**STATED PROBLEM:**
Reproduce verbatim everything in the records below from the line containing "- candle-body: [758, 380, 776, 391]" down to the line containing "- annotation-text: 200", with both of those lines included.

**MATERIAL SUPPLIED:**
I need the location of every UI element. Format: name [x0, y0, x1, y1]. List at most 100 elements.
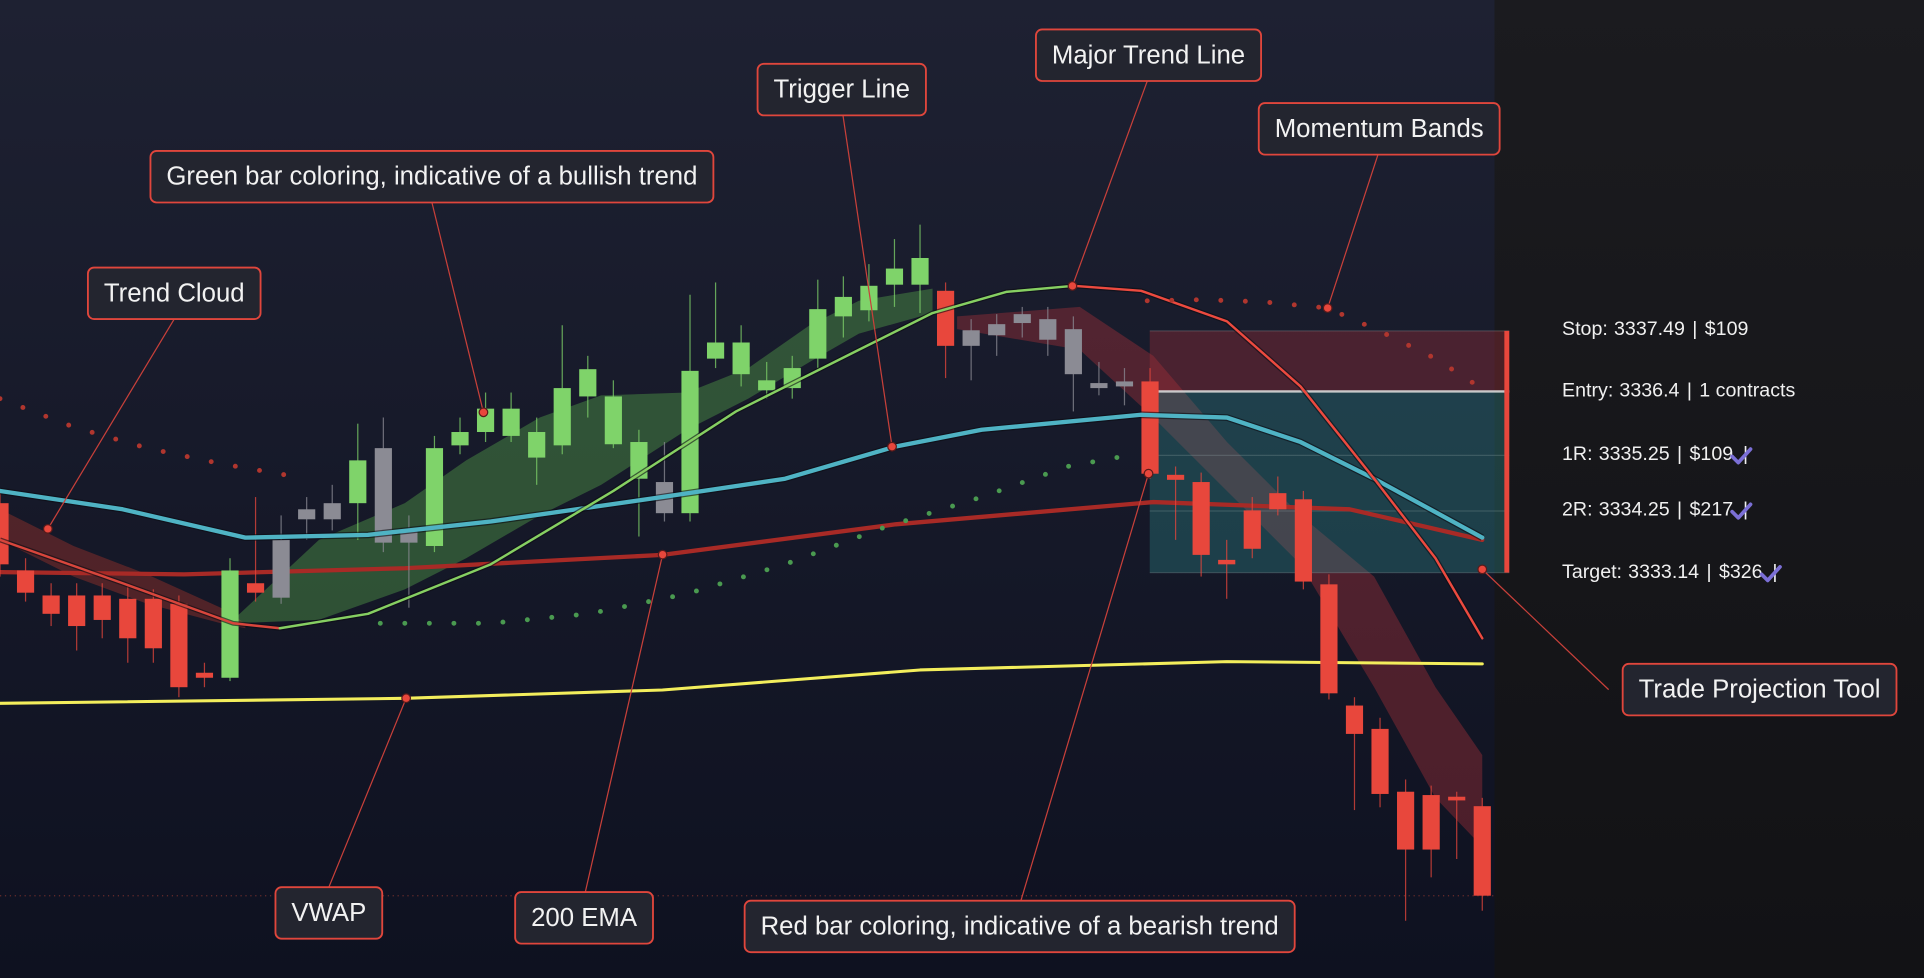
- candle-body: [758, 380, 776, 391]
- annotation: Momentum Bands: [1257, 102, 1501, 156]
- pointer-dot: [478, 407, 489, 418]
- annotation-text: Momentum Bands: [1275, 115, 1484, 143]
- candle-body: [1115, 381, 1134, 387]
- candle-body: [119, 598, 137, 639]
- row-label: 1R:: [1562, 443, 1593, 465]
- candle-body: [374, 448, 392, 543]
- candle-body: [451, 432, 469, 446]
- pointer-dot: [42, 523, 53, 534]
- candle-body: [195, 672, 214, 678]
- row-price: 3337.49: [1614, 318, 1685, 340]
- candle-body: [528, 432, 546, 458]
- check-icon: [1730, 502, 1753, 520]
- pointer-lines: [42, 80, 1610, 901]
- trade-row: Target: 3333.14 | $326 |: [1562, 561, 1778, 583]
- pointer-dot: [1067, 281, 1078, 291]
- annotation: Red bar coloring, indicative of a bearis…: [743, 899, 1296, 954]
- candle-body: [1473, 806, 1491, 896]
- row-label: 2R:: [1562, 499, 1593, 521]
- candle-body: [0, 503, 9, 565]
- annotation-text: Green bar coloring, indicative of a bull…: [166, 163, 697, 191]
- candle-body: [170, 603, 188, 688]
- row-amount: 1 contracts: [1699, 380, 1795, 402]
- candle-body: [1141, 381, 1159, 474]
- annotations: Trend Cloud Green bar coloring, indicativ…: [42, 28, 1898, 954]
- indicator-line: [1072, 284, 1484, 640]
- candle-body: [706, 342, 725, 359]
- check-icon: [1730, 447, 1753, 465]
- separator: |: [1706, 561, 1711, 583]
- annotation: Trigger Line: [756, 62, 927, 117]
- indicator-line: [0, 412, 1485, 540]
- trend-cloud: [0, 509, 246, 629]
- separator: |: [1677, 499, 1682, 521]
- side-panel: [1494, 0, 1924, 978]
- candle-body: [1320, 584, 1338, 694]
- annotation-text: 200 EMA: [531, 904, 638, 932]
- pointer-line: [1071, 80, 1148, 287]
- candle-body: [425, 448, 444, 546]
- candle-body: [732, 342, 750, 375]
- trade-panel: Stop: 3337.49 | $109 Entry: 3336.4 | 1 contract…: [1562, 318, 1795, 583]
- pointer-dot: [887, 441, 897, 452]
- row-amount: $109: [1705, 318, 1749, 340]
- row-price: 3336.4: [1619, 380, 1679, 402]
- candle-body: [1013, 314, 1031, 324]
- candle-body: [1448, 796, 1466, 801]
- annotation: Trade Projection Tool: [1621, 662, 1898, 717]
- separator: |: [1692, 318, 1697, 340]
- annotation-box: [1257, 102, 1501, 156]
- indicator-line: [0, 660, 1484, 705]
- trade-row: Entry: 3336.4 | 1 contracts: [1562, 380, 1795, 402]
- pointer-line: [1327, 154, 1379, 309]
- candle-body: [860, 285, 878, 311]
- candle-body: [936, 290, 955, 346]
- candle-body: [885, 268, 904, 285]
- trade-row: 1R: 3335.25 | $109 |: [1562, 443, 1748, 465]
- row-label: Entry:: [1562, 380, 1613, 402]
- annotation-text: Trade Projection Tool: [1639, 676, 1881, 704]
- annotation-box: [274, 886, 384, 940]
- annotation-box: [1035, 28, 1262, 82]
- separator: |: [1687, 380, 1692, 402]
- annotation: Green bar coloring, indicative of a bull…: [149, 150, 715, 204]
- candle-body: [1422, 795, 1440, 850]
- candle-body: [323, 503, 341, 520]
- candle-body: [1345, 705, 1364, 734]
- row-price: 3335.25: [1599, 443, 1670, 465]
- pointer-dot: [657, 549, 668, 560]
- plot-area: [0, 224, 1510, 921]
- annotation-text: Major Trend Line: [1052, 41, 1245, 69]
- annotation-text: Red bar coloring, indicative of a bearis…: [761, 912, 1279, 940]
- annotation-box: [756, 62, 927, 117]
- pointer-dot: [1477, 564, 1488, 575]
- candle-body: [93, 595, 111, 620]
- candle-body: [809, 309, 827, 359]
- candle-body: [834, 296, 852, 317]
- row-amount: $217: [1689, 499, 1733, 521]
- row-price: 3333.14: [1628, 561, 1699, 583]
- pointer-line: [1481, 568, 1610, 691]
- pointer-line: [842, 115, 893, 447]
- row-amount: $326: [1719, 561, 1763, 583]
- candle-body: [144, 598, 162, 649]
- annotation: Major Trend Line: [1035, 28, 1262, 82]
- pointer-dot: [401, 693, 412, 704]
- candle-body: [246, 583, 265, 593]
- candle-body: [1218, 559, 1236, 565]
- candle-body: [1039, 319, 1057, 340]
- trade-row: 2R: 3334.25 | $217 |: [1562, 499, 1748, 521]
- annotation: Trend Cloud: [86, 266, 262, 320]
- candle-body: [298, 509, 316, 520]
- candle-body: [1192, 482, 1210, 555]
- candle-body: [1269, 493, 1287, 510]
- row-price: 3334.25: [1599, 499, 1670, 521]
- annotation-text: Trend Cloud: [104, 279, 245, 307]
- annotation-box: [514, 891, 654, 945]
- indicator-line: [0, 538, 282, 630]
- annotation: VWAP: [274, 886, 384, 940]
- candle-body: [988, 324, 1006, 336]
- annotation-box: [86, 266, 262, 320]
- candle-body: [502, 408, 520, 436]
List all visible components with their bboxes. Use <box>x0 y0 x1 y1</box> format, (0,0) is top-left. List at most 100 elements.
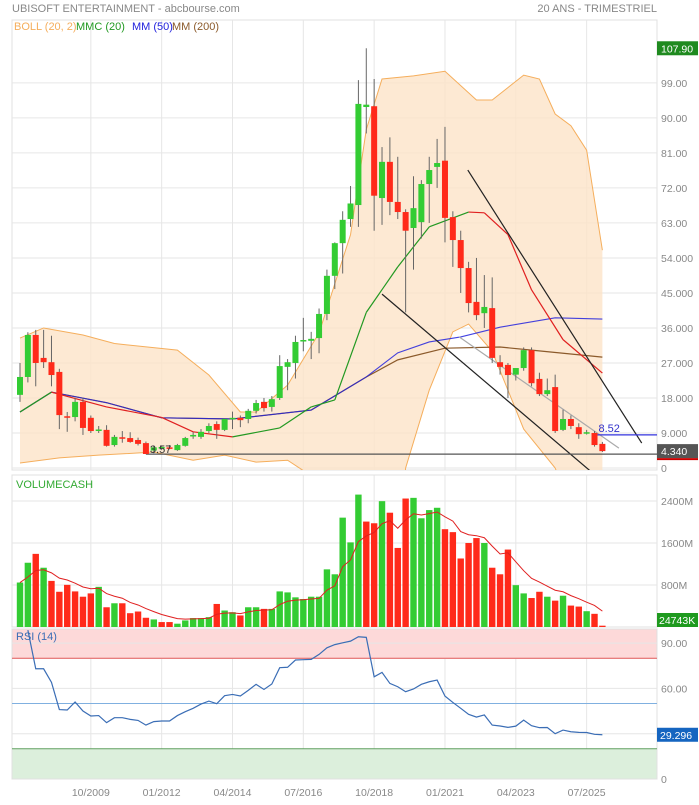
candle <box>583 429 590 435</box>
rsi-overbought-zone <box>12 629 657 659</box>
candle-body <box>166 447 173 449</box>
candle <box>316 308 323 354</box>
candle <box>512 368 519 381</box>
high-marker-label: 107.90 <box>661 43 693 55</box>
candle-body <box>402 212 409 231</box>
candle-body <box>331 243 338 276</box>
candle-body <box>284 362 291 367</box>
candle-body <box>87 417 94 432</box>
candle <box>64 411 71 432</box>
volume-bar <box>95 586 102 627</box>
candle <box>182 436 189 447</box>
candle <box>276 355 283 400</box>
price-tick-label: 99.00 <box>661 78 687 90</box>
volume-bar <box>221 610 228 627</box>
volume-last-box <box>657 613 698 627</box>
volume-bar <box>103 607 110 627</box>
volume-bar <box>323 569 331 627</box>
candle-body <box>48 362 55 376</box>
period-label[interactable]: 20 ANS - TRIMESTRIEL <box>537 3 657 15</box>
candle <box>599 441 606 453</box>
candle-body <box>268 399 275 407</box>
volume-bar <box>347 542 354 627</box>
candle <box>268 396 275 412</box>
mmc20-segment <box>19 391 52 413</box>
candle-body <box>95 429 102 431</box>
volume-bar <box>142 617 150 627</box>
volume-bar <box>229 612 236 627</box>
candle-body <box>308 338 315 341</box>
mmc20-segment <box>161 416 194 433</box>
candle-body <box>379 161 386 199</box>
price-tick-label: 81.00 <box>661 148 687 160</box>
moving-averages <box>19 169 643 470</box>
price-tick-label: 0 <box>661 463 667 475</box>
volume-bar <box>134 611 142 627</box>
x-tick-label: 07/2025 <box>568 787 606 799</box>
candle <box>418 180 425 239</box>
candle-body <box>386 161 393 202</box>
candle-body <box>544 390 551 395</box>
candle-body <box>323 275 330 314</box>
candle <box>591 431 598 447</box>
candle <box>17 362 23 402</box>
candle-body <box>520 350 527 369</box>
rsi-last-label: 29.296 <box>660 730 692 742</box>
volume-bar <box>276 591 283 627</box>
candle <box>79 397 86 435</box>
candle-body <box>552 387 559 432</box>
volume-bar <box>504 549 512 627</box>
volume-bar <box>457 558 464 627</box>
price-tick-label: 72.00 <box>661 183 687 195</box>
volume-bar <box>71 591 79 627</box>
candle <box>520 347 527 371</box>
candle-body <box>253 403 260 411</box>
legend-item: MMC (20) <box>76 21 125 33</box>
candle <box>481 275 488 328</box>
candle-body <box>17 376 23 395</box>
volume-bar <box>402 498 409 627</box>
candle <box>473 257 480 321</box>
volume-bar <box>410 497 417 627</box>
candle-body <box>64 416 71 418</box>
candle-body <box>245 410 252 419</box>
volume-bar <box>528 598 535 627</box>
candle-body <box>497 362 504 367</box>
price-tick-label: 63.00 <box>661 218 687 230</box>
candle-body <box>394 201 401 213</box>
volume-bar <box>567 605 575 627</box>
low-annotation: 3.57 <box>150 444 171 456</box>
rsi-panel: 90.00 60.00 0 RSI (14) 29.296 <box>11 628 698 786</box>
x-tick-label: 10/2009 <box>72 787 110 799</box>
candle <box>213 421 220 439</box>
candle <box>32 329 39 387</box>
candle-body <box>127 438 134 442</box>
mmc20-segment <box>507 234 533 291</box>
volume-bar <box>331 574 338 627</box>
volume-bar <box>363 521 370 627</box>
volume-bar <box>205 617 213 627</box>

**CORRECT ANSWER:**
- candle-body: [758, 380, 776, 391]
- annotation: Momentum Bands: [1257, 102, 1501, 156]
- pointer-dot: [478, 407, 489, 418]
- annotation-text: Momentum Bands: [1275, 115, 1484, 143]
- candle-body: [1115, 381, 1134, 387]
- candle-body: [119, 598, 137, 639]
- row-label: 1R:: [1562, 443, 1593, 465]
- candle-body: [374, 448, 392, 543]
- candle-body: [451, 432, 469, 446]
- pointer-dot: [42, 523, 53, 534]
- candle-body: [195, 672, 214, 678]
- row-price: 3337.49: [1614, 318, 1685, 340]
- candle-body: [528, 432, 546, 458]
- check-icon: [1730, 502, 1753, 520]
- pointer-lines: [42, 80, 1610, 901]
- trade-row: Target: 3333.14 | $326 |: [1562, 561, 1778, 583]
- pointer-dot: [1067, 281, 1078, 291]
- annotation: Red bar coloring, indicative of a bearis…: [743, 899, 1296, 954]
- candle-body: [1473, 806, 1491, 896]
- row-label: 2R:: [1562, 499, 1593, 521]
- candle-body: [0, 503, 9, 565]
- annotation-text: Green bar coloring, indicative of a bull…: [166, 163, 697, 191]
- candle-body: [170, 603, 188, 688]
- row-amount: 1 contracts: [1699, 380, 1795, 402]
- candle-body: [1141, 381, 1159, 474]
- annotations: Trend Cloud Green bar coloring, indicativ…: [42, 28, 1898, 954]
- indicator-line: [1072, 284, 1484, 640]
- candle-body: [706, 342, 725, 359]
- check-icon: [1730, 447, 1753, 465]
- separator: |: [1706, 561, 1711, 583]
- annotation: Trigger Line: [756, 62, 927, 117]
- indicator-line: [0, 412, 1485, 540]
- trend-cloud: [0, 509, 246, 629]
- separator: |: [1677, 499, 1682, 521]
- side-panel: [1494, 0, 1924, 978]
- candle-body: [1320, 584, 1338, 694]
- annotation-text: 200 EMA: [531, 904, 638, 932]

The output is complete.